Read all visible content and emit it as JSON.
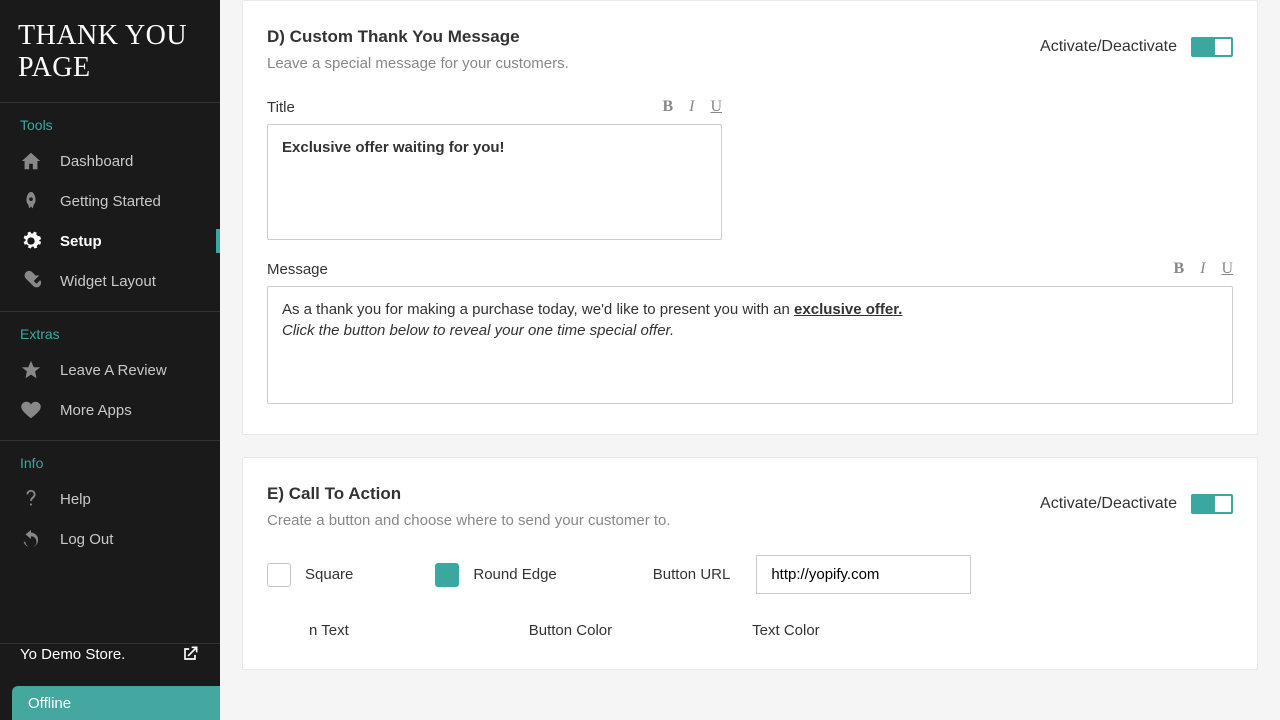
{
  "logo": "THANK YOU PAGE",
  "sections": {
    "tools": {
      "title": "Tools",
      "items": [
        "Dashboard",
        "Getting Started",
        "Setup",
        "Widget Layout"
      ]
    },
    "extras": {
      "title": "Extras",
      "items": [
        "Leave A Review",
        "More Apps"
      ]
    },
    "info": {
      "title": "Info",
      "items": [
        "Help",
        "Log Out"
      ]
    }
  },
  "store_name": "Yo Demo Store.",
  "offline": "Offline",
  "cardD": {
    "title": "D) Custom Thank You Message",
    "sub": "Leave a special message for your customers.",
    "activate": "Activate/Deactivate",
    "title_label": "Title",
    "title_value": "Exclusive offer waiting for you!",
    "msg_label": "Message",
    "msg_plain": "As a thank you for making a purchase today, we'd like to present you with an ",
    "msg_ul": "exclusive offer.",
    "msg_line2": "Click the button below to reveal your one time special offer."
  },
  "cardE": {
    "title": "E) Call To Action",
    "sub": "Create a button and choose where to send your customer to.",
    "activate": "Activate/Deactivate",
    "square": "Square",
    "round": "Round Edge",
    "url_label": "Button URL",
    "url_value": "http://yopify.com",
    "btn_text": "n Text",
    "btn_color": "Button Color",
    "txt_color": "Text Color"
  }
}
******************************
The exercise - Extract the text of all the records above verbatim, excluding pictures.

Expected answer -
Read all visible content and emit it as JSON.
{
  "logo": "THANK YOU PAGE",
  "sections": {
    "tools": {
      "title": "Tools",
      "items": [
        "Dashboard",
        "Getting Started",
        "Setup",
        "Widget Layout"
      ]
    },
    "extras": {
      "title": "Extras",
      "items": [
        "Leave A Review",
        "More Apps"
      ]
    },
    "info": {
      "title": "Info",
      "items": [
        "Help",
        "Log Out"
      ]
    }
  },
  "store_name": "Yo Demo Store.",
  "offline": "Offline",
  "cardD": {
    "title": "D) Custom Thank You Message",
    "sub": "Leave a special message for your customers.",
    "activate": "Activate/Deactivate",
    "title_label": "Title",
    "title_value": "Exclusive offer waiting for you!",
    "msg_label": "Message",
    "msg_plain": "As a thank you for making a purchase today, we'd like to present you with an ",
    "msg_ul": "exclusive offer.",
    "msg_line2": "Click the button below to reveal your one time special offer."
  },
  "cardE": {
    "title": "E) Call To Action",
    "sub": "Create a button and choose where to send your customer to.",
    "activate": "Activate/Deactivate",
    "square": "Square",
    "round": "Round Edge",
    "url_label": "Button URL",
    "url_value": "http://yopify.com",
    "btn_text": "n Text",
    "btn_color": "Button Color",
    "txt_color": "Text Color"
  }
}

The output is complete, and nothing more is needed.